To be done: Select and copy out every line in the records containing "rows".

Supplied data:
═══

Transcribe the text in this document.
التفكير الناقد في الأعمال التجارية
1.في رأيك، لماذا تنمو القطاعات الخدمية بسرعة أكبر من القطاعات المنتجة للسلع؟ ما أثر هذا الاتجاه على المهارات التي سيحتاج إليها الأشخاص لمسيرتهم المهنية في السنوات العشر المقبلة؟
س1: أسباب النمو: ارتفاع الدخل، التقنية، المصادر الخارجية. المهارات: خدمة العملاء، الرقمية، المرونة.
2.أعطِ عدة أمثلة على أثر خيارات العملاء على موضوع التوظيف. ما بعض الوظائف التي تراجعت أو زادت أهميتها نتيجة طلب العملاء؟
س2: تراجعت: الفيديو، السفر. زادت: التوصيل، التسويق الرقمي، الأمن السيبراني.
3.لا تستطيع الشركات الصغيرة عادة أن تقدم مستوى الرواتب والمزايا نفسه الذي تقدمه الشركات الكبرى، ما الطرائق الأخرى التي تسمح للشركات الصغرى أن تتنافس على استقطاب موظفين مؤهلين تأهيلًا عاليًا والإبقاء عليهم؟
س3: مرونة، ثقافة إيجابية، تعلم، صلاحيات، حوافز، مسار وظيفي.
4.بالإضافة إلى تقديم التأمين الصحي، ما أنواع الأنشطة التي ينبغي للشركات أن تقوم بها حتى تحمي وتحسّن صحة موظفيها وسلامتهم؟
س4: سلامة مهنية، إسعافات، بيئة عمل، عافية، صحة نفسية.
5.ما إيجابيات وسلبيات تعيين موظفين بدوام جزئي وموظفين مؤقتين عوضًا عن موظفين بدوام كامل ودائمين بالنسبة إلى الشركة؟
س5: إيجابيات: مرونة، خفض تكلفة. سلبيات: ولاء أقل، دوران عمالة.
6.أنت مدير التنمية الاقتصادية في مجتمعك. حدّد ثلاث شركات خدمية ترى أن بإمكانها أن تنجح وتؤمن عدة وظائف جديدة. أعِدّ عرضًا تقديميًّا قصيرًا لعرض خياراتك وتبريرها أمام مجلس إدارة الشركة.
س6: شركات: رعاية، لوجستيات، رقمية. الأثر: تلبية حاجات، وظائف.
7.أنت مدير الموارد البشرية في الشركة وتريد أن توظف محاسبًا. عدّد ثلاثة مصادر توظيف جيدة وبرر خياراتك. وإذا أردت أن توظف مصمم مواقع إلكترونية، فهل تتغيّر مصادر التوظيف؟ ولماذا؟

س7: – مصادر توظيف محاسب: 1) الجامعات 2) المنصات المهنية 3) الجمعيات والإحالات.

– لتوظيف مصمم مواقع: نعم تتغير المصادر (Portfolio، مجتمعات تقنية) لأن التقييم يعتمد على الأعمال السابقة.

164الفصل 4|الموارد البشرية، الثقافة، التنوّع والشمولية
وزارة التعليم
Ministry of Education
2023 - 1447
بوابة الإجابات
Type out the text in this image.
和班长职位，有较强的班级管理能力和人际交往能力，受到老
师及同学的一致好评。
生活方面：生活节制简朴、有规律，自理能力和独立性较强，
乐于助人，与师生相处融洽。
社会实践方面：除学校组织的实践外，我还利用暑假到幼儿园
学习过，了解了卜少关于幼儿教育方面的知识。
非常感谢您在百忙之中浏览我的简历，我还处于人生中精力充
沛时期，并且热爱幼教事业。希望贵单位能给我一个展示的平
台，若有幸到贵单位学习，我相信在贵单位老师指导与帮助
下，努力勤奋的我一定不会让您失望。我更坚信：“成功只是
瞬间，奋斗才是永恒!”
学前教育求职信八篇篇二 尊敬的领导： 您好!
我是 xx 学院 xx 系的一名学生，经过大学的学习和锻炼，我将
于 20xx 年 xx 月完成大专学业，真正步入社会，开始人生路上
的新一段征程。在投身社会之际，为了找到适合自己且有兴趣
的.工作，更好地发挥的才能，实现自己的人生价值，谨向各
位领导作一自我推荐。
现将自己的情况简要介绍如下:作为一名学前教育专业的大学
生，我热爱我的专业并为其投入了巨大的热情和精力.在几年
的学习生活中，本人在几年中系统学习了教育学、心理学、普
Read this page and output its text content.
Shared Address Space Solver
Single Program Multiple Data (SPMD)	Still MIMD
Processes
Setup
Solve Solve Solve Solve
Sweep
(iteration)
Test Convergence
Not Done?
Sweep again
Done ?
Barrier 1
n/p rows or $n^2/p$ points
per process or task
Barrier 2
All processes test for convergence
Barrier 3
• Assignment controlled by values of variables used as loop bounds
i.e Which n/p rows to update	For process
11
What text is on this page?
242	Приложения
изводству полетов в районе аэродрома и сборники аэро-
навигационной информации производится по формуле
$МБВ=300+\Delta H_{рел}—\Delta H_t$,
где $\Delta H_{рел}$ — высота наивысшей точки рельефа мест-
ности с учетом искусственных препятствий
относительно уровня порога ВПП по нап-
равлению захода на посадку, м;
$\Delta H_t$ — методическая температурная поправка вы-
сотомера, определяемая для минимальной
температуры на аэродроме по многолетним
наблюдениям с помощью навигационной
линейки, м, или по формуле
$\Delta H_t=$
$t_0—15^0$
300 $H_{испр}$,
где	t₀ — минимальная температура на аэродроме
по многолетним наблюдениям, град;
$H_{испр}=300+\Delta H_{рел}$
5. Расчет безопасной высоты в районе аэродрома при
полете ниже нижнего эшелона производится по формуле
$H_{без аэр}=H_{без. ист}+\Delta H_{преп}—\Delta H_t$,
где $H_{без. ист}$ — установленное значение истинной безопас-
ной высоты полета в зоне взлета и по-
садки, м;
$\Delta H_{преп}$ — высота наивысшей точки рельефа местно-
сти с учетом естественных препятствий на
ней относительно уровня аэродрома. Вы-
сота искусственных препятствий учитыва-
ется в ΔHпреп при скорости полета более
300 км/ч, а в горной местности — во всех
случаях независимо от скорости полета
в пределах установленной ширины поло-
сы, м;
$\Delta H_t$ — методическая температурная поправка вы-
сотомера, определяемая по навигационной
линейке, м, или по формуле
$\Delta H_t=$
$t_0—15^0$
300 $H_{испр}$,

═══

Result of this exercise:
n/p rows or $n^2/p$ points
i.e Which n/p rows to update	For process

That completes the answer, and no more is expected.